**What you are asked to do**
Write out the full listing again, exactly as it stands.
################
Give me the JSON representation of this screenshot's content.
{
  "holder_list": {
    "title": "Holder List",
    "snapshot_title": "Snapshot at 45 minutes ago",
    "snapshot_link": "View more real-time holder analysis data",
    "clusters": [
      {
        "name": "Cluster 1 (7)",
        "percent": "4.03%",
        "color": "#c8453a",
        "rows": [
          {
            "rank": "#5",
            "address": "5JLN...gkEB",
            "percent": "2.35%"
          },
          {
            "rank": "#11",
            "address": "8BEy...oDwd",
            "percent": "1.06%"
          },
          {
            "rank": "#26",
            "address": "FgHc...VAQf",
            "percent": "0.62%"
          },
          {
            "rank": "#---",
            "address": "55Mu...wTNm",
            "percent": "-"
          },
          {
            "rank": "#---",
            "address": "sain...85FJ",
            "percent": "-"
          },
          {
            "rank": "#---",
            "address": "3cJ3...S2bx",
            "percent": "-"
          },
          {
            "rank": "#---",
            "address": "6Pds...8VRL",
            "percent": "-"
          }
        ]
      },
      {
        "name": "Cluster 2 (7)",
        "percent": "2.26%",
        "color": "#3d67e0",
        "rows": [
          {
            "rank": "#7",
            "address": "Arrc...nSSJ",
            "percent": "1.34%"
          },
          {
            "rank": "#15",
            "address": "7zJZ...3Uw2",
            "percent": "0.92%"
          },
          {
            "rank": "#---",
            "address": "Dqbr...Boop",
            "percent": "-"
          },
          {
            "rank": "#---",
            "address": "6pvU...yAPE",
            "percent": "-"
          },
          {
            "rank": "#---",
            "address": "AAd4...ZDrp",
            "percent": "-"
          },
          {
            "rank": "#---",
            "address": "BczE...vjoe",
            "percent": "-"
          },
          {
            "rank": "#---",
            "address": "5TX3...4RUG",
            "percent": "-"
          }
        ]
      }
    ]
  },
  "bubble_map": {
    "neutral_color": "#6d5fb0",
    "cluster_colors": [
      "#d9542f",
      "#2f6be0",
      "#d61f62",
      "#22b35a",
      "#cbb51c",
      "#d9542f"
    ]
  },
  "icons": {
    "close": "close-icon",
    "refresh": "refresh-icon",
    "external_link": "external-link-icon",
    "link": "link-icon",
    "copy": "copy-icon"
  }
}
################
**Complete output**
Give me the JSON representation of this screenshot's content.
{
  "holder_list": {
    "title": "Holder List",
    "snapshot_title": "Snapshot at 45 minutes ago",
    "snapshot_link": "View more real-time holder analysis data",
    "clusters": [
      {
        "name": "Cluster 1 (7)",
        "percent": "4.03%",
        "color": "#c8453a",
        "rows": [
          {
            "rank": "#5",
            "address": "5JLN...gkEB",
            "percent": "2.35%"
          },
          {
            "rank": "#11",
            "address": "8BEy...oDwd",
            "percent": "1.06%"
          },
          {
            "rank": "#26",
            "address": "FgHc...VAQf",
            "percent": "0.62%"
          },
          {
            "rank": "#---",
            "address": "55Mu...wTNm",
            "percent": "-"
          },
          {
            "rank": "#---",
            "address": "sain...85FJ",
            "percent": "-"
          },
          {
            "rank": "#---",
            "address": "3cJ3...S2bx",
            "percent": "-"
          },
          {
            "rank": "#---",
            "address": "6Pds...8VRL",
            "percent": "-"
          }
        ]
      },
      {
        "name": "Cluster 2 (7)",
        "percent": "2.26%",
        "color": "#3d67e0",
        "rows": [
          {
            "rank": "#7",
            "address": "Arrc...nSSJ",
            "percent": "1.34%"
          },
          {
            "rank": "#15",
            "address": "7zJZ...3Uw2",
            "percent": "0.92%"
          },
          {
            "rank": "#---",
            "address": "Dqbr...Boop",
            "percent": "-"
          },
          {
            "rank": "#---",
            "address": "6pvU...yAPE",
            "percent": "-"
          },
          {
            "rank": "#---",
            "address": "AAd4...ZDrp",
            "percent": "-"
          },
          {
            "rank": "#---",
            "address": "BczE...vjoe",
            "percent": "-"
          },
          {
            "rank": "#---",
            "address": "5TX3...4RUG",
            "percent": "-"
          }
        ]
      }
    ]
  },
  "bubble_map": {
    "neutral_color": "#6d5fb0",
    "cluster_colors": [
      "#d9542f",
      "#2f6be0",
      "#d61f62",
      "#22b35a",
      "#cbb51c",
      "#d9542f"
    ]
  },
  "icons": {
    "close": "close-icon",
    "refresh": "refresh-icon",
    "external_link": "external-link-icon",
    "link": "link-icon",
    "copy": "copy-icon"
  }
}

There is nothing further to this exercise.